**Material to process:**
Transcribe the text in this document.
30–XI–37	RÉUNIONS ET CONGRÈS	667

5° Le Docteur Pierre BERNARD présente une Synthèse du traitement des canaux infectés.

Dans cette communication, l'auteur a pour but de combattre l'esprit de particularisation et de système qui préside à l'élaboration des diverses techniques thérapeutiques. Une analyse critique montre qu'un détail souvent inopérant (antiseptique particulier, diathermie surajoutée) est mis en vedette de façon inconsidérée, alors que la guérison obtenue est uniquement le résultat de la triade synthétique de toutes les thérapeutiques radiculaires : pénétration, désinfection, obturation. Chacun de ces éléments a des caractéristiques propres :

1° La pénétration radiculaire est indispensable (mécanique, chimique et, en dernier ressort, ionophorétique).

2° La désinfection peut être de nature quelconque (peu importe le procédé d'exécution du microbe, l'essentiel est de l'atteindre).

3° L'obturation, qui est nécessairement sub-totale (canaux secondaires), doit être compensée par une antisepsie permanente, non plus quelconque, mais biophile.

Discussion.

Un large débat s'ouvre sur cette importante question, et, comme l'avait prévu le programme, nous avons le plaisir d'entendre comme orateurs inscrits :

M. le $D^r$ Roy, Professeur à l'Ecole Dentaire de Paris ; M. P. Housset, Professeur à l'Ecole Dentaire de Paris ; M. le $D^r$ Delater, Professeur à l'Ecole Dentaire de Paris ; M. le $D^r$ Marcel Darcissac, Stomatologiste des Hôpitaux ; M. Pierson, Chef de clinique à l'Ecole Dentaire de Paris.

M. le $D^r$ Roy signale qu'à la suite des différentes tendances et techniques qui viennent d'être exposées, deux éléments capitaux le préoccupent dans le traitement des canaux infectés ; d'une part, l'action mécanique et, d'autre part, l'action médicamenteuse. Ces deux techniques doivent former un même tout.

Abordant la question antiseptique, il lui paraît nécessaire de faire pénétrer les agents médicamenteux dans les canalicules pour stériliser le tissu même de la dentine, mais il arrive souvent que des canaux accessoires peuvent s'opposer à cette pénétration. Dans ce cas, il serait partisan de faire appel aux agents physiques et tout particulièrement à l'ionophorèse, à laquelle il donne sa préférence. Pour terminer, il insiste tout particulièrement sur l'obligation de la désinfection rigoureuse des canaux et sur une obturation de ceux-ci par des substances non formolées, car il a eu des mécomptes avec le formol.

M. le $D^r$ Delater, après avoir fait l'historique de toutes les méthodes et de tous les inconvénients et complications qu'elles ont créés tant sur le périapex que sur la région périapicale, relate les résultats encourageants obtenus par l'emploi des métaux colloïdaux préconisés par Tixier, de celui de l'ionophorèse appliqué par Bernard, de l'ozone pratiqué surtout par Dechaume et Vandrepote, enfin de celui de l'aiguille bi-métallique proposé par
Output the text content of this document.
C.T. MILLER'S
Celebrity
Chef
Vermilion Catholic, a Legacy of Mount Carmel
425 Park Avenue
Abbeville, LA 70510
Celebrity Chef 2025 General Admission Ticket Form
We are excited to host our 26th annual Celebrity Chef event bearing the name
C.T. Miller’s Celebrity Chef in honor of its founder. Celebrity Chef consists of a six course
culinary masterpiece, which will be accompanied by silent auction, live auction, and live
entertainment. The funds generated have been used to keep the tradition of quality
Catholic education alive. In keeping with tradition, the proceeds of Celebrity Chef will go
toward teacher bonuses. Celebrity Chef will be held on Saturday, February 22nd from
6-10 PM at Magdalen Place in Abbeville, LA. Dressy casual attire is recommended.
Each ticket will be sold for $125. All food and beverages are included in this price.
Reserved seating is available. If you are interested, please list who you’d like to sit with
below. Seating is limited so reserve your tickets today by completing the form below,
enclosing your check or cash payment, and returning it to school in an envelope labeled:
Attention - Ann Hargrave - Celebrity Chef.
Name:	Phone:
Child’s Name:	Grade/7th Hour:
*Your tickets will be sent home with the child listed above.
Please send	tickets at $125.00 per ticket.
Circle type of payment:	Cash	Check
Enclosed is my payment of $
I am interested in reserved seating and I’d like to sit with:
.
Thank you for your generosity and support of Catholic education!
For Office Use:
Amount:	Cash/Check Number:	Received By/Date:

**Description of the task:**
Copy out the material word for word and line for line.

**Solution to this problem:**
Transcribe the text in this document.
30–XI–37	RÉUNIONS ET CONGRÈS	667

5° Le Docteur Pierre BERNARD présente une Synthèse du traitement des canaux infectés.

Dans cette communication, l'auteur a pour but de combattre l'esprit de particularisation et de système qui préside à l'élaboration des diverses techniques thérapeutiques. Une analyse critique montre qu'un détail souvent inopérant (antiseptique particulier, diathermie surajoutée) est mis en vedette de façon inconsidérée, alors que la guérison obtenue est uniquement le résultat de la triade synthétique de toutes les thérapeutiques radiculaires : pénétration, désinfection, obturation. Chacun de ces éléments a des caractéristiques propres :

1° La pénétration radiculaire est indispensable (mécanique, chimique et, en dernier ressort, ionophorétique).

2° La désinfection peut être de nature quelconque (peu importe le procédé d'exécution du microbe, l'essentiel est de l'atteindre).

3° L'obturation, qui est nécessairement sub-totale (canaux secondaires), doit être compensée par une antisepsie permanente, non plus quelconque, mais biophile.

Discussion.

Un large débat s'ouvre sur cette importante question, et, comme l'avait prévu le programme, nous avons le plaisir d'entendre comme orateurs inscrits :

M. le $D^r$ Roy, Professeur à l'Ecole Dentaire de Paris ; M. P. Housset, Professeur à l'Ecole Dentaire de Paris ; M. le $D^r$ Delater, Professeur à l'Ecole Dentaire de Paris ; M. le $D^r$ Marcel Darcissac, Stomatologiste des Hôpitaux ; M. Pierson, Chef de clinique à l'Ecole Dentaire de Paris.

M. le $D^r$ Roy signale qu'à la suite des différentes tendances et techniques qui viennent d'être exposées, deux éléments capitaux le préoccupent dans le traitement des canaux infectés ; d'une part, l'action mécanique et, d'autre part, l'action médicamenteuse. Ces deux techniques doivent former un même tout.

Abordant la question antiseptique, il lui paraît nécessaire de faire pénétrer les agents médicamenteux dans les canalicules pour stériliser le tissu même de la dentine, mais il arrive souvent que des canaux accessoires peuvent s'opposer à cette pénétration. Dans ce cas, il serait partisan de faire appel aux agents physiques et tout particulièrement à l'ionophorèse, à laquelle il donne sa préférence. Pour terminer, il insiste tout particulièrement sur l'obligation de la désinfection rigoureuse des canaux et sur une obturation de ceux-ci par des substances non formolées, car il a eu des mécomptes avec le formol.

M. le $D^r$ Delater, après avoir fait l'historique de toutes les méthodes et de tous les inconvénients et complications qu'elles ont créés tant sur le périapex que sur la région périapicale, relate les résultats encourageants obtenus par l'emploi des métaux colloïdaux préconisés par Tixier, de celui de l'ionophorèse appliqué par Bernard, de l'ozone pratiqué surtout par Dechaume et Vandrepote, enfin de celui de l'aiguille bi-métallique proposé par
Output the text content of this document.
C.T. MILLER'S
Celebrity
Chef
Vermilion Catholic, a Legacy of Mount Carmel
425 Park Avenue
Abbeville, LA 70510
Celebrity Chef 2025 General Admission Ticket Form
We are excited to host our 26th annual Celebrity Chef event bearing the name
C.T. Miller’s Celebrity Chef in honor of its founder. Celebrity Chef consists of a six course
culinary masterpiece, which will be accompanied by silent auction, live auction, and live
entertainment. The funds generated have been used to keep the tradition of quality
Catholic education alive. In keeping with tradition, the proceeds of Celebrity Chef will go
toward teacher bonuses. Celebrity Chef will be held on Saturday, February 22nd from
6-10 PM at Magdalen Place in Abbeville, LA. Dressy casual attire is recommended.
Each ticket will be sold for $125. All food and beverages are included in this price.
Reserved seating is available. If you are interested, please list who you’d like to sit with
below. Seating is limited so reserve your tickets today by completing the form below,
enclosing your check or cash payment, and returning it to school in an envelope labeled:
Attention - Ann Hargrave - Celebrity Chef.
Name:	Phone:
Child’s Name:	Grade/7th Hour:
*Your tickets will be sent home with the child listed above.
Please send	tickets at $125.00 per ticket.
Circle type of payment:	Cash	Check
Enclosed is my payment of $
I am interested in reserved seating and I’d like to sit with:
.
Thank you for your generosity and support of Catholic education!
For Office Use:
Amount:	Cash/Check Number:	Received By/Date:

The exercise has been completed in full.